_Fragment dokumentu:_

:::

Dodany: 04.04.2009 00:52|Autor: net.a.a

Książka: Opowieść dla przyjaciela
Poświatowska Halina

2 osoby polecają ten tekst.

Serce zachłanne na życie!


Gdzieś na dnie mojej szafy, razem ze sto lat temu pisanymi pamiętnikami, leży stary zeszyt - a w nim wiersze, skrupulatnie przepisywane z wypożyczanych z biblioteki tomików poezji. Wiersze są różne, ale najwięcej autorstwa Haliny Poświatowskiej. Nigdy nie miałam i nie mam żadnego z jej tomików na własność, nastolatką będąc nie miałam za co ich nabyć, a z wiekiem fascynacja poezją została wyparta przez prozę. To przepisywanie miało jednak w sobie jakąś szczególną magię i do teraz rozczula mnie widok tych starych zapisków...

"Opowieści dla przyjaciela" nie czytałam w tamtych czasach, a przecież wydana została po raz pierwszy tak dawno temu, jeszcze za życia poetki. Może nie było jej w mojej bibliotece, a może po prostu był to czas wierszy, może musiałam do niej dorosnąć.

9 maja 2009 roku Halina Poświatowska skończyłaby 74 lata. Mogła jeszcze żyć, tyle wspaniałych rzeczy mogła jeszcze dla nas napisać... los jednak zdecydował inaczej, a pod koniec życia Haśka (bo tak o niej mówiono) za namową matki postanowiła napisać tę autobiograficzną opowieść...

"Będę mówić, przyjacielu. Najchętniej milczałabym, ale milczenie nie jest żadnym rozwiązaniem, milczenie nie wyjaśnia nic. A ja usiłuję wciąż na nowo wyjaśnić sobie i tobie, że to, co uczyniłam, nie było zdradą. Nawet wtedy, gdy zapragnęłam umrzeć, nie popełniłam zdrady i nie zawiodłam twojej wiary we mnie. I dlatego, przyjacielu, przeciw twojemu milczeniu będę się bronić słowami. (...) Zdarzenia, o których chcę ci opowiedzieć, znasz równie dobrze jak ja, moje słowa mają być tylko drogowskazem, który powiedzie cię w znajomym kierunku. Daj rękę, pójdziemy wstecz po naszych wspólnych śladach, pozwól, że poprowadzę cię raz jeszcze"[1].

:::

[Dane adnotacji współrzędnych]
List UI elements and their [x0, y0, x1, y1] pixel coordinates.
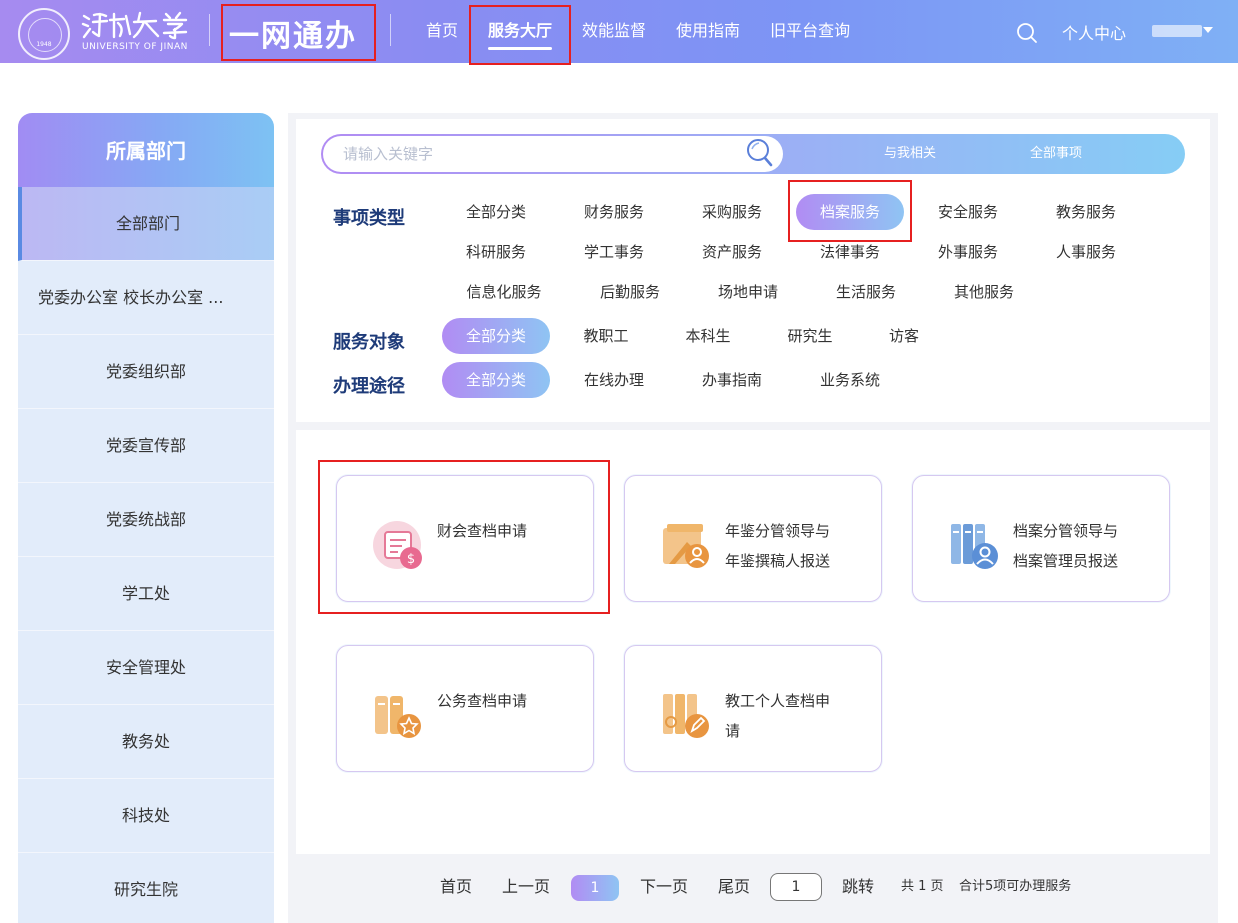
department-sidebar: 所属部门 全部部门 党委办公室 校长办公室 ... 党委组织部 党委宣传部 党委…	[18, 113, 274, 923]
service-card-staff-archive[interactable]: 教工个人查档申 请	[624, 645, 882, 772]
service-card-title: 档案分管领导与 档案管理员报送	[1013, 522, 1119, 570]
type-chip-living[interactable]: 生活服务	[822, 274, 910, 310]
type-chip-all[interactable]: 全部分类	[452, 194, 540, 230]
pager-total-items: 合计5项可办理服务	[959, 879, 1072, 894]
header-divider	[209, 14, 210, 46]
type-chip-venue[interactable]: 场地申请	[704, 274, 792, 310]
sidebar-item-party-office[interactable]: 党委办公室 校长办公室 ...	[18, 261, 274, 335]
service-card-yearbook[interactable]: 年鉴分管领导与 年鉴撰稿人报送	[624, 475, 882, 602]
type-chip-safety[interactable]: 安全服务	[924, 194, 1012, 230]
target-chip-visitor[interactable]: 访客	[876, 318, 932, 354]
service-card-title: 年鉴分管领导与 年鉴撰稿人报送	[725, 522, 831, 570]
type-chip-other[interactable]: 其他服务	[940, 274, 1028, 310]
filter-channel-label: 办理途径	[333, 376, 405, 397]
archive-manager-icon	[951, 524, 998, 569]
sidebar-item-student-affairs[interactable]: 学工处	[18, 557, 274, 631]
sidebar-item-all-departments[interactable]: 全部部门	[18, 187, 274, 261]
sidebar-item-united-front-dept[interactable]: 党委统战部	[18, 483, 274, 557]
sidebar-item-organization-dept[interactable]: 党委组织部	[18, 335, 274, 409]
university-calligraphy-logo	[81, 11, 188, 40]
brand-title: 一网通办	[229, 19, 357, 54]
type-chip-student-affairs[interactable]: 学工事务	[570, 234, 658, 270]
channel-chip-business-system[interactable]: 业务系统	[806, 362, 894, 398]
sidebar-item-publicity-dept[interactable]: 党委宣传部	[18, 409, 274, 483]
user-center-link[interactable]: 个人中心	[1062, 20, 1126, 44]
type-chip-procurement[interactable]: 采购服务	[688, 194, 776, 230]
official-archive-icon	[375, 696, 421, 738]
type-chip-logistics[interactable]: 后勤服务	[586, 274, 674, 310]
chevron-down-icon[interactable]	[1203, 27, 1213, 33]
type-chip-foreign-affairs[interactable]: 外事服务	[924, 234, 1012, 270]
pager-next[interactable]: 下一页	[640, 873, 688, 901]
target-chip-staff[interactable]: 教职工	[570, 318, 642, 354]
channel-chip-guide[interactable]: 办事指南	[688, 362, 776, 398]
pager-prev[interactable]: 上一页	[502, 873, 550, 901]
channel-chip-all[interactable]: 全部分类	[442, 362, 550, 398]
pager-last[interactable]: 尾页	[718, 873, 750, 901]
university-seal-icon: 1948	[18, 8, 70, 60]
yearbook-icon	[663, 524, 709, 568]
type-chip-personnel[interactable]: 人事服务	[1042, 234, 1130, 270]
search-icon[interactable]	[1016, 22, 1038, 44]
sidebar-item-safety-management[interactable]: 安全管理处	[18, 631, 274, 705]
pager-total-pages: 共 1 页	[901, 879, 944, 894]
finance-archive-icon: $	[373, 521, 422, 569]
sidebar-item-academic-affairs[interactable]: 教务处	[18, 705, 274, 779]
sidebar-item-science-tech[interactable]: 科技处	[18, 779, 274, 853]
nav-efficiency-supervision[interactable]: 效能监督	[582, 0, 646, 63]
nav-old-platform-query[interactable]: 旧平台查询	[770, 0, 850, 63]
main-nav: 首页 服务大厅 效能监督 使用指南 旧平台查询	[426, 0, 850, 63]
search-input[interactable]	[323, 136, 783, 172]
type-chip-finance[interactable]: 财务服务	[570, 194, 658, 230]
nav-home[interactable]: 首页	[426, 0, 458, 63]
service-card-title: 公务查档申请	[437, 692, 528, 710]
target-chip-undergraduate[interactable]: 本科生	[672, 318, 744, 354]
service-card-official-archive[interactable]: 公务查档申请	[336, 645, 594, 772]
nav-user-guide[interactable]: 使用指南	[676, 0, 740, 63]
type-chip-research[interactable]: 科研服务	[452, 234, 540, 270]
service-card-title: 财会查档申请	[437, 522, 528, 540]
nav-service-hall[interactable]: 服务大厅	[488, 0, 553, 63]
user-name-redacted[interactable]	[1152, 25, 1202, 37]
pager-current-page[interactable]: 1	[571, 875, 619, 901]
service-card-finance-archive[interactable]: $ 财会查档申请	[336, 475, 594, 602]
type-chip-archive[interactable]: 档案服务	[796, 194, 904, 230]
service-card-title: 教工个人查档申 请	[725, 692, 831, 740]
header-divider	[390, 14, 391, 46]
top-header: 1948 UNIVERSITY OF JINAN 一网通办 首页 服务大厅 效能…	[0, 0, 1238, 63]
pager-jump-input[interactable]	[770, 873, 822, 901]
target-chip-all[interactable]: 全部分类	[442, 318, 550, 354]
search-button-icon[interactable]	[745, 137, 775, 169]
target-chip-graduate[interactable]: 研究生	[774, 318, 846, 354]
pager-first[interactable]: 首页	[440, 873, 472, 901]
university-logo[interactable]: 1948 UNIVERSITY OF JINAN	[18, 6, 194, 60]
sidebar-item-graduate-school[interactable]: 研究生院	[18, 853, 274, 923]
filter-target-label: 服务对象	[333, 332, 405, 353]
filter-type-label: 事项类型	[333, 208, 405, 229]
service-card-archive-manager[interactable]: 档案分管领导与 档案管理员报送	[912, 475, 1170, 602]
channel-chip-online[interactable]: 在线办理	[570, 362, 658, 398]
scope-related-tab[interactable]: 与我相关	[884, 134, 936, 174]
search-bar: 与我相关 全部事项	[321, 134, 1185, 174]
svg-text:$: $	[407, 552, 415, 567]
sidebar-title: 所属部门	[18, 113, 274, 187]
staff-archive-icon	[663, 694, 709, 738]
type-chip-legal[interactable]: 法律事务	[806, 234, 894, 270]
scope-all-tab[interactable]: 全部事项	[1030, 134, 1082, 174]
type-chip-academic[interactable]: 教务服务	[1042, 194, 1130, 230]
type-chip-assets[interactable]: 资产服务	[688, 234, 776, 270]
pager-jump-button[interactable]: 跳转	[842, 873, 874, 901]
type-chip-it[interactable]: 信息化服务	[452, 274, 556, 310]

:::

_Polecenie:_ Powtórz bez żadnych zmian fragment recenzji „Opowieści dla przyjaciela”, zaczynając od słów "Gdzieś na dnie" i kończąc na słowach "tych starych zapisków...".

_Odpowiedź:_
Gdzieś na dnie mojej szafy, razem ze sto lat temu pisanymi pamiętnikami, leży stary zeszyt - a w nim wiersze, skrupulatnie przepisywane z wypożyczanych z biblioteki tomików poezji. Wiersze są różne, ale najwięcej autorstwa Haliny Poświatowskiej. Nigdy nie miałam i nie mam żadnego z jej tomików na własność, nastolatką będąc nie miałam za co ich nabyć, a z wiekiem fascynacja poezją została wyparta przez prozę. To przepisywanie miało jednak w sobie jakąś szczególną magię i do teraz rozczula mnie widok tych starych zapisków...